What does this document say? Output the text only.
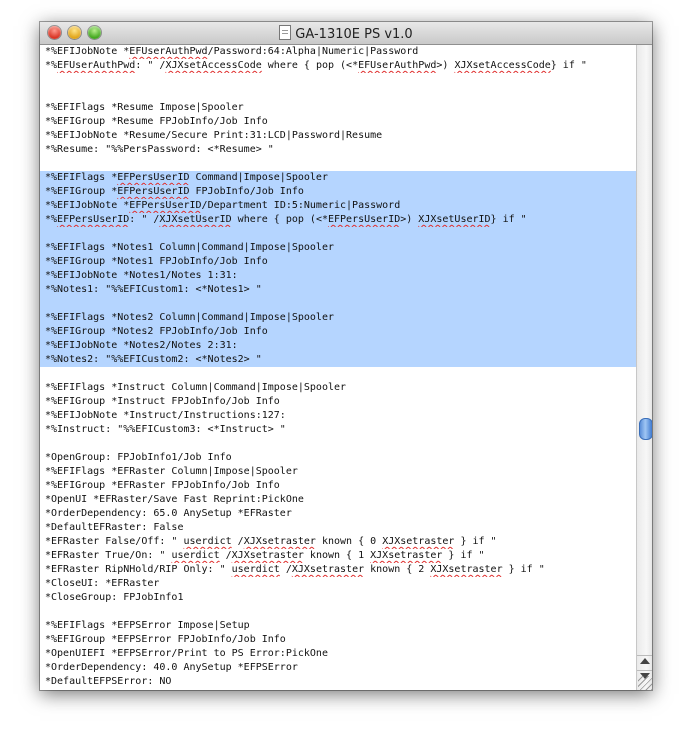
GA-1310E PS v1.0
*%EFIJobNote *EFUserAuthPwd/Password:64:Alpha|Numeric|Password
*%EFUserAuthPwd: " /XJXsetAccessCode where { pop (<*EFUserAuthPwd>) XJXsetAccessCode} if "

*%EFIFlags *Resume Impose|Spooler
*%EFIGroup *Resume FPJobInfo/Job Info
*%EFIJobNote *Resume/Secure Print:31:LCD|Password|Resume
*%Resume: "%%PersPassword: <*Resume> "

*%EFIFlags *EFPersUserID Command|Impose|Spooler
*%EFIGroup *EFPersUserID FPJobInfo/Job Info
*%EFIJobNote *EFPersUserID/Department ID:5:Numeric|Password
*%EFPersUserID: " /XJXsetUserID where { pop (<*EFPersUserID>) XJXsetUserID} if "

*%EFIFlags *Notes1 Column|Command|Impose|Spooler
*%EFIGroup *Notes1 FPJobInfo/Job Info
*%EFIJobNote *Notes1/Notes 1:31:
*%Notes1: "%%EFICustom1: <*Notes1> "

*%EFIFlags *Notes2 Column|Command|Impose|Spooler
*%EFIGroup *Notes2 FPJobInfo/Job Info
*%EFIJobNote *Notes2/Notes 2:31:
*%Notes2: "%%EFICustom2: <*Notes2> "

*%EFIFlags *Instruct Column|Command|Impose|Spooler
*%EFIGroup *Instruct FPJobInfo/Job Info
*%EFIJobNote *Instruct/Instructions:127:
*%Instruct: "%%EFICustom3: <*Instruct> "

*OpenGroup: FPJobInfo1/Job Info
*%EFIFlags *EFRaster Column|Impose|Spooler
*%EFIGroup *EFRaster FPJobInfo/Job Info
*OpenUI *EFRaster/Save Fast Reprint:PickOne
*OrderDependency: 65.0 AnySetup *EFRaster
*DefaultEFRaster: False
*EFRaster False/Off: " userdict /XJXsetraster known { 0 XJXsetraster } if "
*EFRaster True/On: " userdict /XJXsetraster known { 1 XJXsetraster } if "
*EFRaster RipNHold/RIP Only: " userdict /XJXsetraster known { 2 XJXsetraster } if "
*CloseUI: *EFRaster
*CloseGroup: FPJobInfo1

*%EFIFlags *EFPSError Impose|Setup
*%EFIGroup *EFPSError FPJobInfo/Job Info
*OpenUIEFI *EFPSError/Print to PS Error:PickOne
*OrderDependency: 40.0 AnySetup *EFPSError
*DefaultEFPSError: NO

————————

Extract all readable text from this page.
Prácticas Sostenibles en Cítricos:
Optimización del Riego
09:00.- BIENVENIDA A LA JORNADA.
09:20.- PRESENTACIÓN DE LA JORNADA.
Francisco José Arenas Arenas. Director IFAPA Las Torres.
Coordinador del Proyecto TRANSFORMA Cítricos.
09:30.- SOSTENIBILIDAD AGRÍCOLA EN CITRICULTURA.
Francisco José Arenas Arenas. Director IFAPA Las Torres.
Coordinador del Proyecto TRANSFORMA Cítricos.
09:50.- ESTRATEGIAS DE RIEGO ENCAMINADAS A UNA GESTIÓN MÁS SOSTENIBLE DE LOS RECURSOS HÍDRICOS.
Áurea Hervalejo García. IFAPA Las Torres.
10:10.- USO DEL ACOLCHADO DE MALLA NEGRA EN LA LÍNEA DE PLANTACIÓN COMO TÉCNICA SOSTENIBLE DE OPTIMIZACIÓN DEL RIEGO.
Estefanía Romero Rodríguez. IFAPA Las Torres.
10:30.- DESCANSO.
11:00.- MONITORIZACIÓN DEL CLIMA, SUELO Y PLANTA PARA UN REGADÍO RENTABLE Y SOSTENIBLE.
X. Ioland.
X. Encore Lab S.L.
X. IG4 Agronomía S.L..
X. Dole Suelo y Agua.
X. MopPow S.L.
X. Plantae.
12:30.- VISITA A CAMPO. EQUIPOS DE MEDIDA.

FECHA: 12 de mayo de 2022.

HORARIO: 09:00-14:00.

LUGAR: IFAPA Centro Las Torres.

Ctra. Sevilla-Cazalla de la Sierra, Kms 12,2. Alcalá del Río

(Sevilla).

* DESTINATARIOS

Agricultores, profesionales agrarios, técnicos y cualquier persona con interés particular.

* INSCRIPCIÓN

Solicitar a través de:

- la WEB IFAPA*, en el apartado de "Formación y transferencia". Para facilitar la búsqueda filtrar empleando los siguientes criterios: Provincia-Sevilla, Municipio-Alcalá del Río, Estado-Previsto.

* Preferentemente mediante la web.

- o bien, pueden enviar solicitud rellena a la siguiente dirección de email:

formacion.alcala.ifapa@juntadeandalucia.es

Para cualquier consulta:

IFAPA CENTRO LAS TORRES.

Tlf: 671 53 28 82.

————————

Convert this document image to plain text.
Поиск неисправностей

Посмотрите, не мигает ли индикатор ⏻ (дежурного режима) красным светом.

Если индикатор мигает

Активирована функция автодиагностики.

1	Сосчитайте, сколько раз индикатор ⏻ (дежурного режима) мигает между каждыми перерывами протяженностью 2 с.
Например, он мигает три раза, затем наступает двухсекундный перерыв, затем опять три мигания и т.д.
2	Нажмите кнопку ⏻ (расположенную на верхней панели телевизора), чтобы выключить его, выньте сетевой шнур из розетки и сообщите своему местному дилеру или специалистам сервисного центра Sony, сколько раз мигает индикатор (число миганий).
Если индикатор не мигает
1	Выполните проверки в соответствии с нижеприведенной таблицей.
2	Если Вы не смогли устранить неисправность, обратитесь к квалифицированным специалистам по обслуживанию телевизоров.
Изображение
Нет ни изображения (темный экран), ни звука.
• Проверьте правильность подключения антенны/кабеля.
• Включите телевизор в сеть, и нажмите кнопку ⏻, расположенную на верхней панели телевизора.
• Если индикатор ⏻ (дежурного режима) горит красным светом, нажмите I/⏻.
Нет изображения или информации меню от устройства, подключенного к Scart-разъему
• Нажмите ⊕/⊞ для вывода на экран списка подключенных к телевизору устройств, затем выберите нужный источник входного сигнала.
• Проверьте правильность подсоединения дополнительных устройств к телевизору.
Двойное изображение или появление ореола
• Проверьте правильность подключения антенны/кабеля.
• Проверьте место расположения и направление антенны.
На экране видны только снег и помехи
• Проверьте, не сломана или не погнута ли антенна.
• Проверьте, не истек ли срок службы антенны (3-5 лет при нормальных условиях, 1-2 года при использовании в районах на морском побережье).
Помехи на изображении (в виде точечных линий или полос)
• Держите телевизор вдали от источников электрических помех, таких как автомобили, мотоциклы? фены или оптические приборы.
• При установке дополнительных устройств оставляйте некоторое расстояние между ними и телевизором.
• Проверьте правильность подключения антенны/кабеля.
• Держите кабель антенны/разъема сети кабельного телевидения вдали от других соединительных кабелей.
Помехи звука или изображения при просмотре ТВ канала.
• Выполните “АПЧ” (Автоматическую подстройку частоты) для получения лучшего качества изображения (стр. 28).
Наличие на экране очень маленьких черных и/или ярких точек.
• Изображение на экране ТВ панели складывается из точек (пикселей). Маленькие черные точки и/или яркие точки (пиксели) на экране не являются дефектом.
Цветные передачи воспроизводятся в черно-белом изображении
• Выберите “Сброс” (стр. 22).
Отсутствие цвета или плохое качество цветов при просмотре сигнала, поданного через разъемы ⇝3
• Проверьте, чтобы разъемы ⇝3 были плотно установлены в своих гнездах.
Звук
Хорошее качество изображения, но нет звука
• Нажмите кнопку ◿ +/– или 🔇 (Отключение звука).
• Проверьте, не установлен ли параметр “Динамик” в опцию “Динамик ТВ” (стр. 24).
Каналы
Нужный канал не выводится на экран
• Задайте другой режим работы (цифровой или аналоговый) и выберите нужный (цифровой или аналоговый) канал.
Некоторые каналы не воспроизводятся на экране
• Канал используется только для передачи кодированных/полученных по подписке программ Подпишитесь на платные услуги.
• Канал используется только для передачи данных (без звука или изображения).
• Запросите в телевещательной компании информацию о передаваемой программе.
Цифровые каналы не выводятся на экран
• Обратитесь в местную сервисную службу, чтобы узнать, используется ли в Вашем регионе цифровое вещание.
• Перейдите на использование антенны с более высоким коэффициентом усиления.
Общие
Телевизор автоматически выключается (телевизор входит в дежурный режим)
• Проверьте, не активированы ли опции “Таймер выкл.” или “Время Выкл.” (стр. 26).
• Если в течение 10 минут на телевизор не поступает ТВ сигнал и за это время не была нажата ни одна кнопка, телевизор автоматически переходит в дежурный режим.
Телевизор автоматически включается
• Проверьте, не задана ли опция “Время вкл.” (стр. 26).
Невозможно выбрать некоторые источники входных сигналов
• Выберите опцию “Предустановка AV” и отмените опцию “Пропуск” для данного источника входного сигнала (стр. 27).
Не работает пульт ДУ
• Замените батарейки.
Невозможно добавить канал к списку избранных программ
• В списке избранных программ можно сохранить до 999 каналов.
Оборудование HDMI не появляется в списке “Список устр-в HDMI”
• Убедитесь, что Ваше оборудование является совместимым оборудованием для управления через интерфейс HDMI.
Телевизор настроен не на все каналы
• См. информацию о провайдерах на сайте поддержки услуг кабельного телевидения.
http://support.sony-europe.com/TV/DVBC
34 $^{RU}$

————————

=== Exercise prompt ===
Which lines contain "JORNADA"? Copy each of them.

=== Solution to this problem ===
09:00.- BIENVENIDA A LA JORNADA.
09:20.- PRESENTACIÓN DE LA JORNADA.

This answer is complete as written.